→ Exercise requirements:
Select the lines of the records containing the word "VENUS" and list them.

→ Records for this task:
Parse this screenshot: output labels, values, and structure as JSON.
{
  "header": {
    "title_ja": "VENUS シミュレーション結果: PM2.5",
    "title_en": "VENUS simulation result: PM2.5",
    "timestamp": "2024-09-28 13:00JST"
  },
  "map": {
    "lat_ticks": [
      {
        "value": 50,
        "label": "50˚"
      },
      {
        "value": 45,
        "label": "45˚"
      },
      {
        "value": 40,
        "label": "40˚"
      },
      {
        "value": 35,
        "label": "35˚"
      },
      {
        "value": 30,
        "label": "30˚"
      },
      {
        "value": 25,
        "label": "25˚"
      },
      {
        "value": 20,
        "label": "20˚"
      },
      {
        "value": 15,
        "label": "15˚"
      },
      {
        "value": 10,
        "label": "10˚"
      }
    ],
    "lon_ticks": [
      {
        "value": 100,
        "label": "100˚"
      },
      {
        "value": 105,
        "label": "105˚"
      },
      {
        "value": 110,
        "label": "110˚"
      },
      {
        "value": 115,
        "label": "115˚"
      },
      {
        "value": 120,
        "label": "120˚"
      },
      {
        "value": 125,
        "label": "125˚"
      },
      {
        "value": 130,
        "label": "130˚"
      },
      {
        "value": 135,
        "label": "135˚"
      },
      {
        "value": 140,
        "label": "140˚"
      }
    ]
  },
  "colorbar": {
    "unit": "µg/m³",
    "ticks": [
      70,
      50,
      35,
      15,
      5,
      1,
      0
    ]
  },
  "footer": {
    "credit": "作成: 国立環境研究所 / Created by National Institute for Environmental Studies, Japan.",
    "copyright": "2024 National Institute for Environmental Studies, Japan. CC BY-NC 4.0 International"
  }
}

→ Answer to the task:
    "title_ja": "VENUS シミュレーション結果: PM2.5",
    "title_en": "VENUS simulation result: PM2.5",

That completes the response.